| Exercise inputs |
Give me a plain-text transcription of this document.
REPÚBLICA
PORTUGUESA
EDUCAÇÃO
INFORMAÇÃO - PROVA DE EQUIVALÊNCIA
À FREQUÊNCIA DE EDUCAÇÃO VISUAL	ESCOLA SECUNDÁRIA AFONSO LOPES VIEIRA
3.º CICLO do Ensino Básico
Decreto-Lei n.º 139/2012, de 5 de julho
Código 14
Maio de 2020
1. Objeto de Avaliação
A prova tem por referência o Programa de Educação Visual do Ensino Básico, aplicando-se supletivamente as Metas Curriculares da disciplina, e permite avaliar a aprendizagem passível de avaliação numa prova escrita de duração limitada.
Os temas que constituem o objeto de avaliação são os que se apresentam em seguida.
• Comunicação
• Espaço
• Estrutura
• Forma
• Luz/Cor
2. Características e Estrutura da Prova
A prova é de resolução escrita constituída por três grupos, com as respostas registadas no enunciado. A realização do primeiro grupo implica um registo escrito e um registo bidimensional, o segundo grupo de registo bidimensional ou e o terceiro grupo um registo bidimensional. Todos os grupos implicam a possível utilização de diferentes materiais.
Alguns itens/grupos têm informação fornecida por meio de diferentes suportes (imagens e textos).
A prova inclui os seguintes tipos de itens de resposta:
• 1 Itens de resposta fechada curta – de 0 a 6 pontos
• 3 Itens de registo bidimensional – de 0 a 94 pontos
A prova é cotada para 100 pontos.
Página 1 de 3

| Challenge |
From the records above, pull out each line that has "escrita".

| Solved exercise |
A prova tem por referência o Programa de Educação Visual do Ensino Básico, aplicando-se supletivamente as Metas Curriculares da disciplina, e permite avaliar a aprendizagem passível de avaliação numa prova escrita de duração limitada.
A prova é de resolução escrita constituída por três grupos, com as respostas registadas no enunciado. A realização do primeiro grupo implica um registo escrito e um registo bidimensional, o segundo grupo de registo bidimensional ou e o terceiro grupo um registo bidimensional. Todos os grupos implicam a possível utilização de diferentes materiais.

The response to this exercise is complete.